◆ Task details: Provide the records once more, identical to the original.

◆ Given data:
-- begin --

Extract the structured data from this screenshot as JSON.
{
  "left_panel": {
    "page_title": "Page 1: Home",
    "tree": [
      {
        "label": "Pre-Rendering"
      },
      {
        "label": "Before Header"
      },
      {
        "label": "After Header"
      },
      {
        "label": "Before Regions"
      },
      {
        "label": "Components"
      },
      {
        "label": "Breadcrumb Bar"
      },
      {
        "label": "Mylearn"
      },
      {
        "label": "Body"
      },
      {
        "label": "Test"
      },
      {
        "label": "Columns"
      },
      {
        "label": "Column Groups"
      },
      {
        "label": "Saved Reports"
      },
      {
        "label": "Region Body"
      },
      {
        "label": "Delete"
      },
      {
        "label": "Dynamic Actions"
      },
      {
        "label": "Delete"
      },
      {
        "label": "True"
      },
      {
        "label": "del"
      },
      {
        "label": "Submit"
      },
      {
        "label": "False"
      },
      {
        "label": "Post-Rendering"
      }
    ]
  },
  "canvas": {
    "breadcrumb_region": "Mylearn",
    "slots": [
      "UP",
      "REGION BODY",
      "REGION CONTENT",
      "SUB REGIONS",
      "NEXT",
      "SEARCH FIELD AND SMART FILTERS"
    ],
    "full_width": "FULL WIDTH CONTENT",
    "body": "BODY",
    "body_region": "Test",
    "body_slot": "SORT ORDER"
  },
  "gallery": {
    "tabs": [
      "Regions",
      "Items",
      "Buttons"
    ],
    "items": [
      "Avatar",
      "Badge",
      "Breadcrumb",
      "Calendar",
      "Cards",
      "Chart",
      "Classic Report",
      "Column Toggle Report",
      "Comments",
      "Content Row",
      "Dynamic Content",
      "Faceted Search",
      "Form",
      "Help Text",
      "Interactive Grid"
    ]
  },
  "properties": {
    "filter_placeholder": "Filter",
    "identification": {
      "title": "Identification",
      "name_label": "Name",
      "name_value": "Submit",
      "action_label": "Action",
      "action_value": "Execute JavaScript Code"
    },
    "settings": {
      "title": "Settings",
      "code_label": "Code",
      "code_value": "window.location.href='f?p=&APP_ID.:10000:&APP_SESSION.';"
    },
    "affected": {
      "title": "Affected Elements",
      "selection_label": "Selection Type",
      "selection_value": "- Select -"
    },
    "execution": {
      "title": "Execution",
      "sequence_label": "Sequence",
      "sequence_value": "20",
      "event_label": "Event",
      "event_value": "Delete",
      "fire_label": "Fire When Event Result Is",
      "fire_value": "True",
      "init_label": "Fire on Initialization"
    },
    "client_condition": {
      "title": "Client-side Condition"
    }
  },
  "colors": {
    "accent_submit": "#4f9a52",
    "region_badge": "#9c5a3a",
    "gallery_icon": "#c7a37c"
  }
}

-- end --

◆ Response for this exercise:
Extract the structured data from this screenshot as JSON.
{
  "left_panel": {
    "page_title": "Page 1: Home",
    "tree": [
      {
        "label": "Pre-Rendering"
      },
      {
        "label": "Before Header"
      },
      {
        "label": "After Header"
      },
      {
        "label": "Before Regions"
      },
      {
        "label": "Components"
      },
      {
        "label": "Breadcrumb Bar"
      },
      {
        "label": "Mylearn"
      },
      {
        "label": "Body"
      },
      {
        "label": "Test"
      },
      {
        "label": "Columns"
      },
      {
        "label": "Column Groups"
      },
      {
        "label": "Saved Reports"
      },
      {
        "label": "Region Body"
      },
      {
        "label": "Delete"
      },
      {
        "label": "Dynamic Actions"
      },
      {
        "label": "Delete"
      },
      {
        "label": "True"
      },
      {
        "label": "del"
      },
      {
        "label": "Submit"
      },
      {
        "label": "False"
      },
      {
        "label": "Post-Rendering"
      }
    ]
  },
  "canvas": {
    "breadcrumb_region": "Mylearn",
    "slots": [
      "UP",
      "REGION BODY",
      "REGION CONTENT",
      "SUB REGIONS",
      "NEXT",
      "SEARCH FIELD AND SMART FILTERS"
    ],
    "full_width": "FULL WIDTH CONTENT",
    "body": "BODY",
    "body_region": "Test",
    "body_slot": "SORT ORDER"
  },
  "gallery": {
    "tabs": [
      "Regions",
      "Items",
      "Buttons"
    ],
    "items": [
      "Avatar",
      "Badge",
      "Breadcrumb",
      "Calendar",
      "Cards",
      "Chart",
      "Classic Report",
      "Column Toggle Report",
      "Comments",
      "Content Row",
      "Dynamic Content",
      "Faceted Search",
      "Form",
      "Help Text",
      "Interactive Grid"
    ]
  },
  "properties": {
    "filter_placeholder": "Filter",
    "identification": {
      "title": "Identification",
      "name_label": "Name",
      "name_value": "Submit",
      "action_label": "Action",
      "action_value": "Execute JavaScript Code"
    },
    "settings": {
      "title": "Settings",
      "code_label": "Code",
      "code_value": "window.location.href='f?p=&APP_ID.:10000:&APP_SESSION.';"
    },
    "affected": {
      "title": "Affected Elements",
      "selection_label": "Selection Type",
      "selection_value": "- Select -"
    },
    "execution": {
      "title": "Execution",
      "sequence_label": "Sequence",
      "sequence_value": "20",
      "event_label": "Event",
      "event_value": "Delete",
      "fire_label": "Fire When Event Result Is",
      "fire_value": "True",
      "init_label": "Fire on Initialization"
    },
    "client_condition": {
      "title": "Client-side Condition"
    }
  },
  "colors": {
    "accent_submit": "#4f9a52",
    "region_badge": "#9c5a3a",
    "gallery_icon": "#c7a37c"
  }
}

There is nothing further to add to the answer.